■ Prompt ■
Please format the data from the line containing "dialog-content: Enter the" through the line containing "help-answer-email: The registration" as a Markdown table with two columns: Row, which numbers each line, and Line, which holds the line itself. Leave out any blank lines.

........

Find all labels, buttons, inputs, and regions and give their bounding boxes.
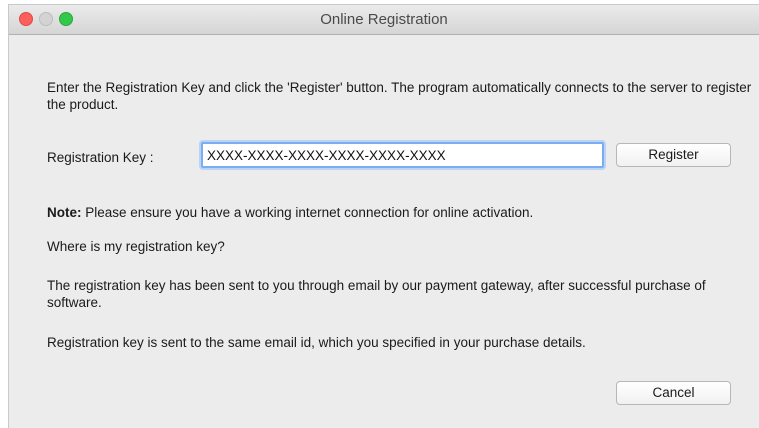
dialog-content: Enter the Registration Key and click the… [9, 35, 759, 428]
registration-key-label: Registration Key : [47, 150, 154, 165]
registration-window: Online Registration Enter the Registrati… [8, 4, 759, 428]
note-text: Note: Please ensure you have a working i… [47, 204, 757, 221]
help-answer-email: The registration key has been sent to yo… [47, 278, 706, 310]
intro-text: Enter the Registration Key and click the… [47, 80, 752, 112]
registration-key-input[interactable] [201, 142, 604, 168]
help-question: Where is my registration key? [47, 239, 225, 254]
help-answer-email-id: Registration key is sent to the same ema… [47, 335, 586, 350]
note-message: Please ensure you have a working interne… [85, 205, 534, 220]
window-title: Online Registration [320, 11, 448, 28]
note-prefix: Note: [47, 205, 82, 220]
cancel-button[interactable]: Cancel [616, 381, 731, 405]
register-button[interactable]: Register [616, 143, 731, 167]
title-bar[interactable]: Online Registration [9, 5, 759, 35]
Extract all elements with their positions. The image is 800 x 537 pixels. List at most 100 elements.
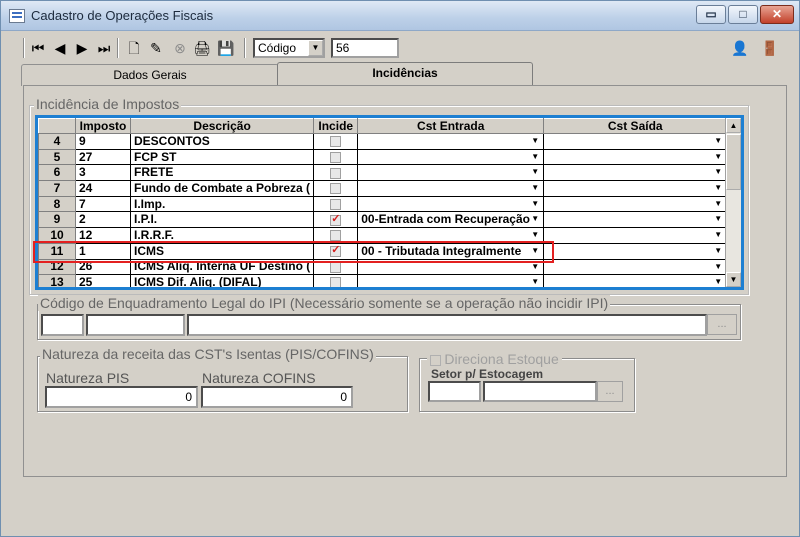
row-number[interactable]: 4 (38, 133, 76, 150)
tab-incidencias[interactable]: Incidências (277, 62, 533, 86)
vertical-scrollbar[interactable]: ▲ ▼ (725, 118, 741, 287)
cell-incide[interactable] (313, 195, 359, 213)
chevron-down-icon[interactable]: ▼ (528, 151, 542, 163)
scroll-thumb[interactable] (726, 134, 741, 190)
chevron-down-icon[interactable]: ▼ (308, 40, 323, 56)
cell-cst-entrada[interactable]: ▼ (357, 274, 545, 287)
column-header-cst-saida[interactable]: Cst Saída (543, 118, 728, 134)
search-input[interactable]: 56 (331, 38, 399, 58)
row-number[interactable]: 13 (38, 274, 76, 287)
table-row[interactable]: 4 9 DESCONTOS ▼ ▼ (38, 133, 728, 150)
chevron-down-icon[interactable]: ▼ (711, 276, 725, 287)
incide-checkbox[interactable] (330, 183, 342, 195)
cell-cst-entrada[interactable]: ▼ (357, 195, 545, 213)
incide-checkbox[interactable] (330, 213, 342, 226)
cell-cst-entrada[interactable]: ▼ (357, 148, 545, 166)
cell-imposto[interactable]: 24 (75, 180, 131, 197)
first-record-icon[interactable]: ⏮ (29, 40, 47, 56)
column-header-imposto[interactable]: Imposto (75, 118, 131, 134)
chevron-down-icon[interactable]: ▼ (528, 182, 542, 194)
cell-imposto[interactable]: 9 (75, 133, 131, 150)
enquadramento-code-field[interactable] (41, 314, 84, 336)
cell-imposto[interactable]: 2 (75, 211, 131, 229)
tab-dados-gerais[interactable]: Dados Gerais (21, 64, 279, 86)
setor-code-field[interactable] (428, 381, 481, 402)
direciona-estoque-option[interactable]: Direciona Estoque (427, 351, 562, 367)
table-row[interactable]: 13 25 ICMS Dif. Aliq. (DIFAL) ▼ ▼ (38, 274, 728, 287)
cell-cst-entrada[interactable]: ▼ (357, 133, 545, 150)
cell-cst-saida[interactable]: ▼ (543, 227, 728, 244)
row-number[interactable]: 8 (38, 195, 76, 213)
last-record-icon[interactable]: ⏭ (95, 40, 113, 56)
incide-checkbox[interactable] (330, 261, 342, 273)
cell-cst-saida[interactable]: ▼ (543, 258, 728, 276)
row-number[interactable]: 6 (38, 164, 76, 182)
chevron-down-icon[interactable]: ▼ (711, 198, 725, 210)
cell-cst-saida[interactable]: ▼ (543, 180, 728, 197)
row-number[interactable]: 9 (38, 211, 76, 229)
incide-checkbox[interactable] (330, 277, 342, 287)
cell-descricao[interactable]: I.P.I. (129, 211, 315, 229)
user-icon[interactable]: 👤 (731, 40, 749, 56)
cell-incide[interactable] (313, 133, 359, 150)
cell-cst-entrada[interactable]: ▼ (357, 164, 545, 182)
column-header-incide[interactable]: Incide (313, 118, 359, 134)
close-button[interactable]: ✕ (760, 5, 794, 24)
chevron-down-icon[interactable]: ▼ (528, 198, 542, 210)
cell-cst-saida[interactable]: ▼ (543, 164, 728, 182)
cell-incide[interactable] (313, 211, 359, 229)
table-row[interactable]: 5 27 FCP ST ▼ ▼ (38, 148, 728, 166)
cell-descricao[interactable]: I.Imp. (129, 195, 315, 213)
print-icon[interactable]: 🖨 (193, 40, 211, 56)
cell-incide[interactable] (313, 148, 359, 166)
minimize-button[interactable]: ▭ (696, 5, 726, 24)
chevron-down-icon[interactable]: ▼ (711, 245, 725, 257)
chevron-down-icon[interactable]: ▼ (711, 182, 725, 194)
chevron-down-icon[interactable]: ▼ (528, 229, 542, 241)
previous-record-icon[interactable]: ◀ (51, 40, 69, 56)
cell-cst-saida[interactable]: ▼ (543, 274, 728, 287)
natureza-pis-field[interactable]: 0 (45, 386, 198, 408)
chevron-down-icon[interactable]: ▼ (528, 213, 542, 225)
incide-checkbox[interactable] (330, 230, 342, 242)
natureza-cofins-field[interactable]: 0 (201, 386, 353, 408)
incide-checkbox[interactable] (330, 198, 342, 210)
chevron-down-icon[interactable]: ▼ (528, 276, 542, 287)
row-number[interactable]: 7 (38, 180, 76, 197)
setor-description-field[interactable] (483, 381, 597, 402)
cell-imposto[interactable]: 3 (75, 164, 131, 182)
cell-cst-saida[interactable]: ▼ (543, 148, 728, 166)
cell-imposto[interactable]: 25 (75, 274, 131, 287)
enquadramento-lookup-button[interactable]: ... (707, 314, 737, 335)
table-row[interactable]: 92I.P.I.00-Entrada com Recuperação▼▼ (38, 211, 728, 229)
chevron-down-icon[interactable]: ▼ (711, 151, 725, 163)
row-number[interactable]: 5 (38, 148, 76, 166)
enquadramento-group-field[interactable] (86, 314, 185, 336)
chevron-down-icon[interactable]: ▼ (711, 261, 725, 273)
maximize-button[interactable]: □ (728, 5, 758, 24)
chevron-down-icon[interactable]: ▼ (711, 229, 725, 241)
incide-checkbox[interactable] (330, 151, 342, 163)
save-icon[interactable]: 💾 (217, 40, 235, 56)
cell-cst-saida[interactable]: ▼ (543, 242, 728, 260)
incide-checkbox[interactable] (330, 136, 342, 148)
cell-incide[interactable] (313, 274, 359, 287)
cell-incide[interactable] (313, 164, 359, 182)
next-record-icon[interactable]: ▶ (73, 40, 91, 56)
direciona-estoque-checkbox[interactable] (430, 355, 441, 367)
setor-lookup-button[interactable]: ... (597, 381, 623, 402)
cell-cst-saida[interactable]: ▼ (543, 195, 728, 213)
new-record-icon[interactable]: 🗋 (125, 40, 143, 56)
cell-imposto[interactable]: 7 (75, 195, 131, 213)
scroll-up-icon[interactable]: ▲ (726, 118, 741, 133)
cell-descricao[interactable]: Fundo de Combate a Pobreza ( (129, 180, 315, 197)
cancel-icon[interactable]: ⊗ (171, 40, 189, 56)
cell-incide[interactable] (313, 180, 359, 197)
chevron-down-icon[interactable]: ▼ (528, 166, 542, 178)
column-header-cst-entrada[interactable]: Cst Entrada (357, 118, 545, 134)
table-row[interactable]: 8 7 I.Imp. ▼ ▼ (38, 195, 728, 213)
search-field-select[interactable]: Código ▼ (253, 38, 325, 58)
exit-icon[interactable]: 🚪 (761, 40, 779, 56)
chevron-down-icon[interactable]: ▼ (711, 135, 725, 147)
cell-descricao[interactable]: FRETE (129, 164, 315, 182)
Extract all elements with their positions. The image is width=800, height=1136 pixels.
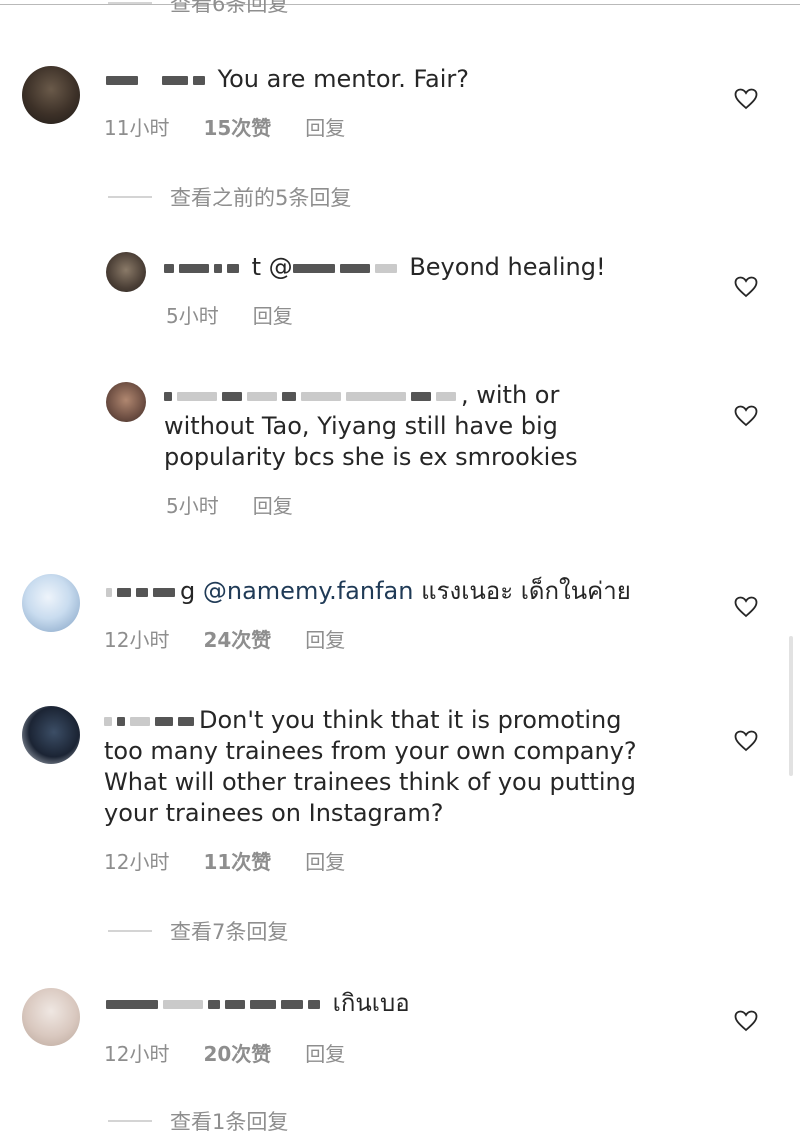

........

■ Solution for this problem ■
| Row | Line |
|---|---|
| 1 | dialog-content: Enter the Registration Key and click the… [9, 35, 759, 428] |
| 2 | registration-key-label: Registration Key : [47, 150, 154, 165] |
| 3 | registration-window: Online Registration Enter the Registrati… [8, 4, 759, 428] |
| 4 | note-text: Note: Please ensure you have a working i… [47, 204, 757, 221] |
| 5 | help-answer-email: The registration key has been sent to yo… [47, 278, 706, 310] |